_Collected data_
** BEGIN **

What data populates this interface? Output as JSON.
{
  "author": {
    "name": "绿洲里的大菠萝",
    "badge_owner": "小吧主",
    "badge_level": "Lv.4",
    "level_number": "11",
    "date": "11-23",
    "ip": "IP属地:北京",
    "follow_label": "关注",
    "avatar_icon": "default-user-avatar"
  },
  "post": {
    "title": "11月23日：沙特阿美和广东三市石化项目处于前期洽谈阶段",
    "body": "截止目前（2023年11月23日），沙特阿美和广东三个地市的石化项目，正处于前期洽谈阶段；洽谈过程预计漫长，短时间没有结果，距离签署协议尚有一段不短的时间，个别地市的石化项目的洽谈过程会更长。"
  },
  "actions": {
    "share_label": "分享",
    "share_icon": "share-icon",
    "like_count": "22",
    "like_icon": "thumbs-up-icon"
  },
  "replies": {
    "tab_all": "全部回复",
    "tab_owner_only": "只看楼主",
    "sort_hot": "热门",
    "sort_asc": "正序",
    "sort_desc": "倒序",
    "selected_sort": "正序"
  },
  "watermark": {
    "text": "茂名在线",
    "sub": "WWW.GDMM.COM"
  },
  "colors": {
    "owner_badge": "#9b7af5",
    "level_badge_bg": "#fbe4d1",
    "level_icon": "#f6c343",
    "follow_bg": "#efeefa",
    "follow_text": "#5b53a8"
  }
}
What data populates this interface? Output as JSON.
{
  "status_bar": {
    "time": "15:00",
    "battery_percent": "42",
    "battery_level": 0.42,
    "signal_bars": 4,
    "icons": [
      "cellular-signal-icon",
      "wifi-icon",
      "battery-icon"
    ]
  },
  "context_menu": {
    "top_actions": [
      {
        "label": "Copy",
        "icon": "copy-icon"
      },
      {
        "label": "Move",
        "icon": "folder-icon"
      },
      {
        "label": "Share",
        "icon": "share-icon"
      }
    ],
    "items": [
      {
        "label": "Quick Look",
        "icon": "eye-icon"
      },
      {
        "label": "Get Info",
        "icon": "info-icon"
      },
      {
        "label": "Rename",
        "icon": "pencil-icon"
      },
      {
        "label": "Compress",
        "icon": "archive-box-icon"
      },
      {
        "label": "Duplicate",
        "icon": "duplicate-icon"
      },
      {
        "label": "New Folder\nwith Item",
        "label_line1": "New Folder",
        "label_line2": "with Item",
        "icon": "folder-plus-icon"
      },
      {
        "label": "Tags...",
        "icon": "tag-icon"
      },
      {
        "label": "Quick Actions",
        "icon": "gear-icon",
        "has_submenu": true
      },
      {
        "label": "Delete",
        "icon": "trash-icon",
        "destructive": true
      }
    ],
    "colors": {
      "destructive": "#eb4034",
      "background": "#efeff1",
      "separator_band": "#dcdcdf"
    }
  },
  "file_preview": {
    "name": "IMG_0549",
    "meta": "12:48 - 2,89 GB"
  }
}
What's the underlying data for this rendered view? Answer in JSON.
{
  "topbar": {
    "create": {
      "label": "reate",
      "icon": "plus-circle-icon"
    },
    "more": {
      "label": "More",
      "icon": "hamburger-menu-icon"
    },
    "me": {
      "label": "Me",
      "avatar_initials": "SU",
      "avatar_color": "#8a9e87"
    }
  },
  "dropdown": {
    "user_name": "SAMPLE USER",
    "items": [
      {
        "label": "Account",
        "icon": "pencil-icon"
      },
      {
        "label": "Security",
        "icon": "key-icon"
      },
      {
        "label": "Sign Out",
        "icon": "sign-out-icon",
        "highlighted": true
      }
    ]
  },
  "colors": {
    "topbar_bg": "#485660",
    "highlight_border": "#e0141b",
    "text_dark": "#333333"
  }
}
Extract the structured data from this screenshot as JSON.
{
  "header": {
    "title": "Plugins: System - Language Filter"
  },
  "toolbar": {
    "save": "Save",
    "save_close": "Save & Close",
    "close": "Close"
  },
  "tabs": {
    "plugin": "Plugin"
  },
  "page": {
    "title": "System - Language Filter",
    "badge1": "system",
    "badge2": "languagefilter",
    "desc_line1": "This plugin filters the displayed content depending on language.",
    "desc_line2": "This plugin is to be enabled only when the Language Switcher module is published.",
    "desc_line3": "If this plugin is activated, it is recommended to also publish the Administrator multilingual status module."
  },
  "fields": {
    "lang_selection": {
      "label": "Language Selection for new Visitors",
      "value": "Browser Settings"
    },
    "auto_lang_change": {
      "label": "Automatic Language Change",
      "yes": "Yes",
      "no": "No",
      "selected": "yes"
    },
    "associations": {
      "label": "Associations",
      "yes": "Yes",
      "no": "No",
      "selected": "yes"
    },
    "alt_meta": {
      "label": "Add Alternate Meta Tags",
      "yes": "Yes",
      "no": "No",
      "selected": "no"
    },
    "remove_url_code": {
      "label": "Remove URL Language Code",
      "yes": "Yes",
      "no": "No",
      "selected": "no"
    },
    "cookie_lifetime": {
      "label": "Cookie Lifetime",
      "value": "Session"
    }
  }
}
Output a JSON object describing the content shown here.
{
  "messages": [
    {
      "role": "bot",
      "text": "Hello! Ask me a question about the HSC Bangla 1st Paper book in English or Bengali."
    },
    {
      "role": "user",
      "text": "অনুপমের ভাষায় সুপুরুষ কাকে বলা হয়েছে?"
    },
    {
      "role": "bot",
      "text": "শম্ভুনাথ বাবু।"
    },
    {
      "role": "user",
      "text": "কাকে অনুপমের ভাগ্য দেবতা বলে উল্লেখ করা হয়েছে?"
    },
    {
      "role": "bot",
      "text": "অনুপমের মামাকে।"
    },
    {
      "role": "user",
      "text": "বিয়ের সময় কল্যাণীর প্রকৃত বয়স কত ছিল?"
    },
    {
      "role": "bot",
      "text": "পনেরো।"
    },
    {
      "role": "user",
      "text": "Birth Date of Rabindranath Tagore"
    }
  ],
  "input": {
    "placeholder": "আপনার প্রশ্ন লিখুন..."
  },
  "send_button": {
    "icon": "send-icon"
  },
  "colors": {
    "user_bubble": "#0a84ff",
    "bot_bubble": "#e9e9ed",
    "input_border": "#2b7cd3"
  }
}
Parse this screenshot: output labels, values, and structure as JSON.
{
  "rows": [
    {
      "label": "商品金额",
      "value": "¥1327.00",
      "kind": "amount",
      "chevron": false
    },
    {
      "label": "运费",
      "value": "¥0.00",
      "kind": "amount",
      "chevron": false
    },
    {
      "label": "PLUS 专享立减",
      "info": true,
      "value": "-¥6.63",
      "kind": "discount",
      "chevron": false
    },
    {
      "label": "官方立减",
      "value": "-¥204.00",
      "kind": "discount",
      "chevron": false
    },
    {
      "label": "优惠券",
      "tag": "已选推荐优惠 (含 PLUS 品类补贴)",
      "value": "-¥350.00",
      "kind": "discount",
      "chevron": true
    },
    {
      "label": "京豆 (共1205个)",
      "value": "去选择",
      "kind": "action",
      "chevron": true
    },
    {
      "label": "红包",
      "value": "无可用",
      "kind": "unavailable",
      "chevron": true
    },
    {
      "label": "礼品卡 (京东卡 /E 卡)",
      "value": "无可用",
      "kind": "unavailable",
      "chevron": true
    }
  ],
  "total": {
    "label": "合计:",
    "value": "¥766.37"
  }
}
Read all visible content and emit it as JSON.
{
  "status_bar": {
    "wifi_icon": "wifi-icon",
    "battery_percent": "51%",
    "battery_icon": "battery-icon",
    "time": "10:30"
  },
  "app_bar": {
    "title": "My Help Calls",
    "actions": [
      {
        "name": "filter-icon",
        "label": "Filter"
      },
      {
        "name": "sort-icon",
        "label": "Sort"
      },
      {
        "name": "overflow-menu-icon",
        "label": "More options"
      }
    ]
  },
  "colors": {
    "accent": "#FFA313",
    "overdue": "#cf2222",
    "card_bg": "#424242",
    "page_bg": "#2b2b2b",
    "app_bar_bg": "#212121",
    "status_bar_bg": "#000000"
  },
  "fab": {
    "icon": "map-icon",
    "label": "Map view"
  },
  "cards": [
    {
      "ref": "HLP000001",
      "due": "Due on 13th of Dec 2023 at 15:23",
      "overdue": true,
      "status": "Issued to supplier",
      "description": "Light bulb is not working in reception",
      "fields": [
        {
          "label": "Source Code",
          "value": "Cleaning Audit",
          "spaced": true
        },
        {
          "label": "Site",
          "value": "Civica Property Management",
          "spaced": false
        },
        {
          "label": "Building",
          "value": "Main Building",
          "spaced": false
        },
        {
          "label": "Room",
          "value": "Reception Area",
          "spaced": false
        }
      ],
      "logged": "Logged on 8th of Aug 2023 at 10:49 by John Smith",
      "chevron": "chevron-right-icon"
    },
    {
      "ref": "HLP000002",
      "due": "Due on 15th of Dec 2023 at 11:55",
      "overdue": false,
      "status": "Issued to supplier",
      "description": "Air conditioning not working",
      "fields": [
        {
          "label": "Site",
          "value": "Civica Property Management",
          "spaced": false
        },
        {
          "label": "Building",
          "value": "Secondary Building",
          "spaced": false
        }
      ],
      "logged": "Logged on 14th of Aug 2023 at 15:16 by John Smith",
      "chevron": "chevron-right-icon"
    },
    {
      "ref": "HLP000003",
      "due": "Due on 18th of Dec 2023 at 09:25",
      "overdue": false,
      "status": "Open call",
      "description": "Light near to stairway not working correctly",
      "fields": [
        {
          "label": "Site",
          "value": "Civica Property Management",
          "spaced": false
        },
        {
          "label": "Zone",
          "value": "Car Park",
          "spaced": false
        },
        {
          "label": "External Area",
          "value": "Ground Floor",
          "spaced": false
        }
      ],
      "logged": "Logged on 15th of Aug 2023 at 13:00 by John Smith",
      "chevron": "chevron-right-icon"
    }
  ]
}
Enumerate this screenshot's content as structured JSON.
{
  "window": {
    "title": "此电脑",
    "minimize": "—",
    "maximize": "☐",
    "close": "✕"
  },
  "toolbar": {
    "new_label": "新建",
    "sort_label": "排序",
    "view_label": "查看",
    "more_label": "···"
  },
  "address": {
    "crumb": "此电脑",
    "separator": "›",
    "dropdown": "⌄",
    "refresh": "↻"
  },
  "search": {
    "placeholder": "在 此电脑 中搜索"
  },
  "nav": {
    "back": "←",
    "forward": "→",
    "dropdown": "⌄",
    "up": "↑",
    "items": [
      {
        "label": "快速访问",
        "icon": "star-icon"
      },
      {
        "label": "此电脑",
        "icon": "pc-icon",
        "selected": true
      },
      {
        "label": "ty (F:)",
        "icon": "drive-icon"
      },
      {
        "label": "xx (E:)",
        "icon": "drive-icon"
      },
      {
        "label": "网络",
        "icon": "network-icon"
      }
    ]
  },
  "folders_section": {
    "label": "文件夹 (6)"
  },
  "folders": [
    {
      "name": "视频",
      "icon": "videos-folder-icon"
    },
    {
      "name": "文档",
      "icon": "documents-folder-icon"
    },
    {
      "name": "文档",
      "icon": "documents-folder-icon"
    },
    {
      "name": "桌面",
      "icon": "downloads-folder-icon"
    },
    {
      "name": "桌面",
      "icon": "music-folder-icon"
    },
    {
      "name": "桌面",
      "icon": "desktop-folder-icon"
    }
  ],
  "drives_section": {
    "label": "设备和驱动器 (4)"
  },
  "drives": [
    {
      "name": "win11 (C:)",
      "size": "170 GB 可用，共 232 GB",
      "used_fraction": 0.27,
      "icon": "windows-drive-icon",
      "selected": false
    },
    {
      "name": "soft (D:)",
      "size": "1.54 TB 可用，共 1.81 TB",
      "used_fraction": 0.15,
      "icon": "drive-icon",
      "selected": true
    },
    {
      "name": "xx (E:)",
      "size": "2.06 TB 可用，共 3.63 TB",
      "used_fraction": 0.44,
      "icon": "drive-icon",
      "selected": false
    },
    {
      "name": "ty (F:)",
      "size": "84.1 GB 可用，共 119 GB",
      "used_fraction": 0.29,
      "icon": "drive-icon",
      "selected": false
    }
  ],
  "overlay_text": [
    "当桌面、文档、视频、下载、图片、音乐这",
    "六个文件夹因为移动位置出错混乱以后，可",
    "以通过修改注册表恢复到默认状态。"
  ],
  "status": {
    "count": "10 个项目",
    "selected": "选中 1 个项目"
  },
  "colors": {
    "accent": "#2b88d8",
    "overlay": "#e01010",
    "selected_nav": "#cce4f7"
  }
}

** END **

_Instructions to follow_
Using the listing above, show every line that includes the string "John".

_Correct output_
      "logged": "Logged on 8th of Aug 2023 at 10:49 by John Smith",
      "logged": "Logged on 14th of Aug 2023 at 15:16 by John Smith",
      "logged": "Logged on 15th of Aug 2023 at 13:00 by John Smith",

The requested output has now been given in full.